Give all the lines below again, exactly, with no pictures.
----------------------------------------
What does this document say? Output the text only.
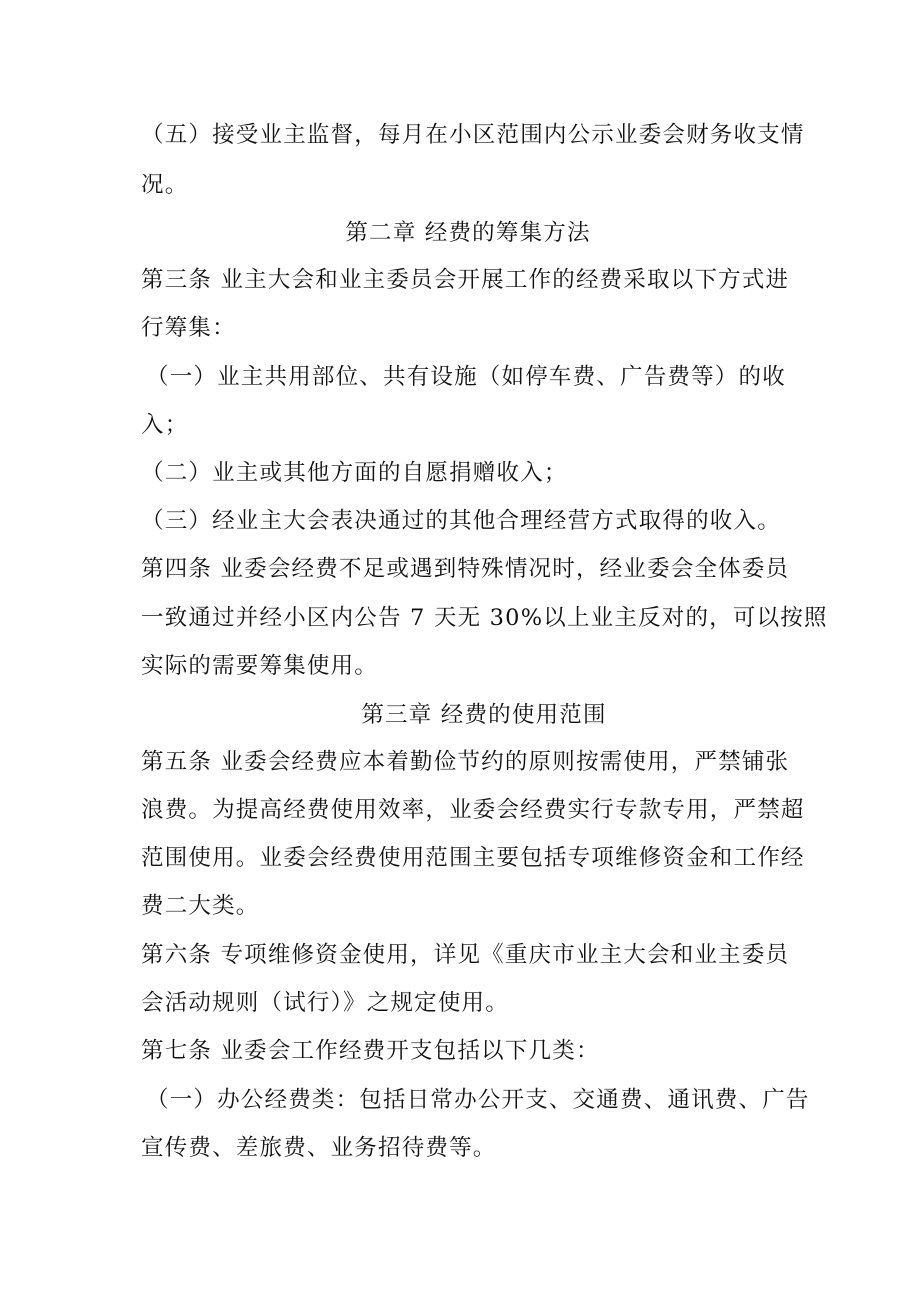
（五）接受业主监督，每月在小区范围内公示业委会财务收支情
况。
第二章 经费的筹集方法
第三条 业主大会和业主委员会开展工作的经费采取以下方式进
行筹集：
（一）业主共用部位、共有设施（如停车费、广告费等）的收
入；
（二）业主或其他方面的自愿捐赠收入；
（三）经业主大会表决通过的其他合理经营方式取得的收入。
第四条 业委会经费不足或遇到特殊情况时，经业委会全体委员
一致通过并经小区内公告 7 天无 30%以上业主反对的，可以按照
实际的需要筹集使用。
第三章 经费的使用范围
第五条 业委会经费应本着勤俭节约的原则按需使用，严禁铺张
浪费。为提高经费使用效率，业委会经费实行专款专用，严禁超
范围使用。业委会经费使用范围主要包括专项维修资金和工作经
费二大类。
第六条 专项维修资金使用，详见《重庆市业主大会和业主委员
会活动规则（试行）》之规定使用。
第七条 业委会工作经费开支包括以下几类：
（一）办公经费类：包括日常办公开支、交通费、通讯费、广告
宣传费、差旅费、业务招待费等。
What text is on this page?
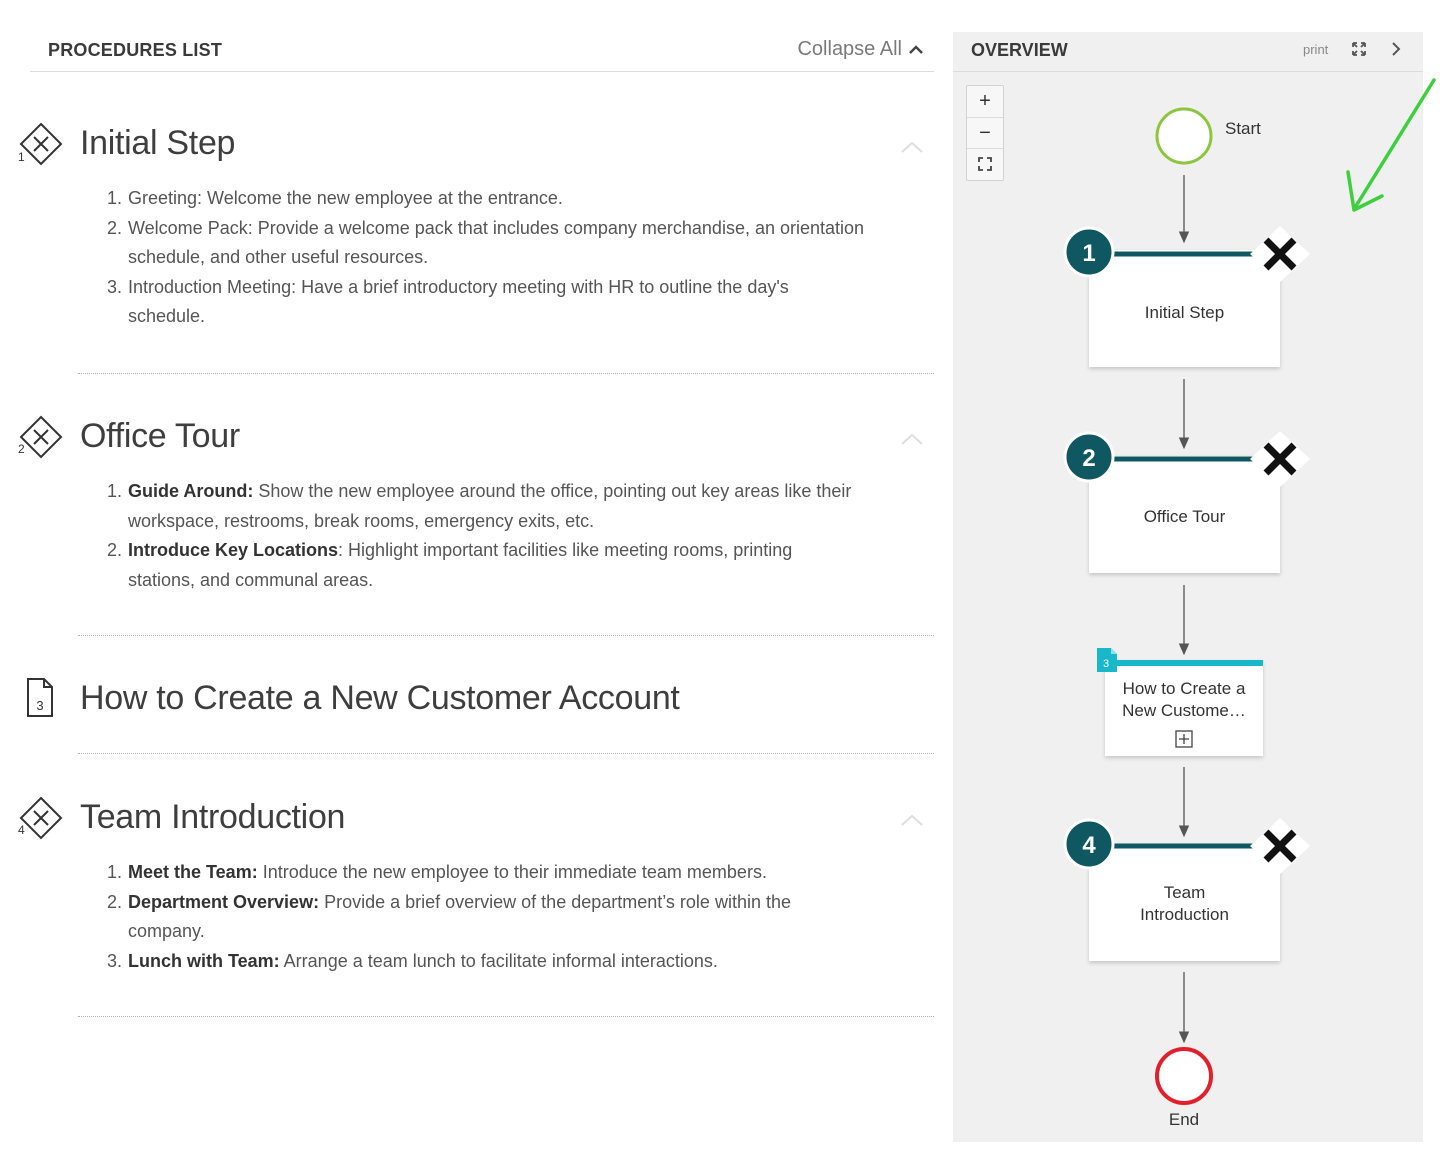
PROCEDURES LIST	Collapse All
1 Initial Step
1. Greeting: Welcome the new employee at the entrance.
2. Welcome Pack: Provide a welcome pack that includes company merchandise, an orientation
schedule, and other useful resources.
3. Introduction Meeting: Have a brief introductory meeting with HR to outline the day's
schedule.
2 Office Tour
1. Guide Around: Show the new employee around the office, pointing out key areas like their
workspace, restrooms, break rooms, emergency exits, etc.
2. Introduce Key Locations: Highlight important facilities like meeting rooms, printing
stations, and communal areas.
3 How to Create a New Customer Account
4 Team Introduction
1. Meet the Team: Introduce the new employee to their immediate team members.
2. Department Overview: Provide a brief overview of the department’s role within the
company.
3. Lunch with Team: Arrange a team lunch to facilitate informal interactions.
OVERVIEW	print
+
−	Start
End
Initial Step
1
Office Tour
2
How to Create a
New Custome…
3
Team
Introduction
4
----------------------------------------
§ RESULT FOR THIS TASK
What does this document say? Output the text only.
（五）接受业主监督，每月在小区范围内公示业委会财务收支情
况。
第二章 经费的筹集方法
第三条 业主大会和业主委员会开展工作的经费采取以下方式进
行筹集：
（一）业主共用部位、共有设施（如停车费、广告费等）的收
入；
（二）业主或其他方面的自愿捐赠收入；
（三）经业主大会表决通过的其他合理经营方式取得的收入。
第四条 业委会经费不足或遇到特殊情况时，经业委会全体委员
一致通过并经小区内公告 7 天无 30%以上业主反对的，可以按照
实际的需要筹集使用。
第三章 经费的使用范围
第五条 业委会经费应本着勤俭节约的原则按需使用，严禁铺张
浪费。为提高经费使用效率，业委会经费实行专款专用，严禁超
范围使用。业委会经费使用范围主要包括专项维修资金和工作经
费二大类。
第六条 专项维修资金使用，详见《重庆市业主大会和业主委员
会活动规则（试行）》之规定使用。
第七条 业委会工作经费开支包括以下几类：
（一）办公经费类：包括日常办公开支、交通费、通讯费、广告
宣传费、差旅费、业务招待费等。
What text is on this page?
PROCEDURES LIST	Collapse All
1 Initial Step
1. Greeting: Welcome the new employee at the entrance.
2. Welcome Pack: Provide a welcome pack that includes company merchandise, an orientation
schedule, and other useful resources.
3. Introduction Meeting: Have a brief introductory meeting with HR to outline the day's
schedule.
2 Office Tour
1. Guide Around: Show the new employee around the office, pointing out key areas like their
workspace, restrooms, break rooms, emergency exits, etc.
2. Introduce Key Locations: Highlight important facilities like meeting rooms, printing
stations, and communal areas.
3 How to Create a New Customer Account
4 Team Introduction
1. Meet the Team: Introduce the new employee to their immediate team members.
2. Department Overview: Provide a brief overview of the department’s role within the
company.
3. Lunch with Team: Arrange a team lunch to facilitate informal interactions.
OVERVIEW	print
+
−	Start
End
Initial Step
1
Office Tour
2
How to Create a
New Custome…
3
Team
Introduction
4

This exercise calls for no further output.